### [Given task]
Copy each line of the data below with the word "selected".

Extracted records:
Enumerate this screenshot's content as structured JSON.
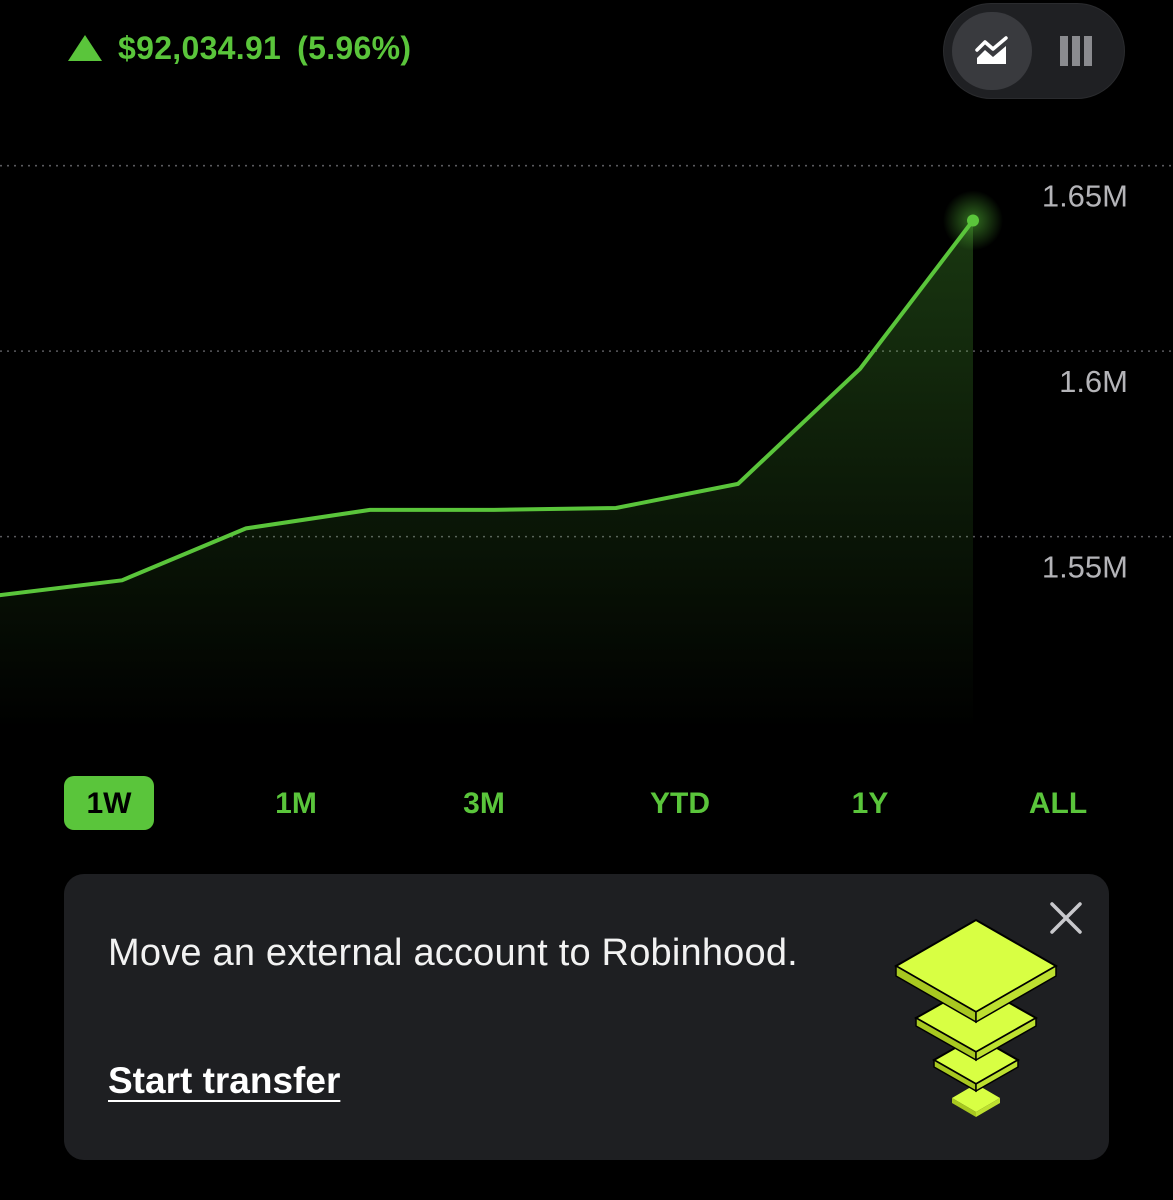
{
  "header": {
    "change_amount": "$92,034.91",
    "change_percent": "(5.96%)",
    "direction": "up",
    "accent_color": "#5ac53b"
  },
  "chart_toggle": {
    "options": [
      {
        "icon": "line-chart-icon",
        "selected": true
      },
      {
        "icon": "bar-chart-icon",
        "selected": false
      }
    ]
  },
  "chart_data": {
    "type": "area",
    "y_tick_labels": [
      "1.65M",
      "1.6M",
      "1.55M"
    ],
    "y_ticks": [
      1650000,
      1600000,
      1550000
    ],
    "ylim": [
      1510000,
      1665000
    ],
    "grid": true,
    "values": [
      1545000,
      1549000,
      1563000,
      1568000,
      1568000,
      1568500,
      1575000,
      1606000,
      1646000
    ],
    "line_color": "#5ac53b",
    "current_point_marker": true
  },
  "ranges": {
    "items": [
      "1W",
      "1M",
      "3M",
      "YTD",
      "1Y",
      "ALL"
    ],
    "selected": "1W"
  },
  "promo_card": {
    "message": "Move an external account to Robinhood.",
    "cta_label": "Start transfer",
    "illustration": "stacked-layers-illustration",
    "close_icon": "close-icon"
  }
}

### [Solution to this task]
        "selected": true
        "selected": false
    "selected": "1W"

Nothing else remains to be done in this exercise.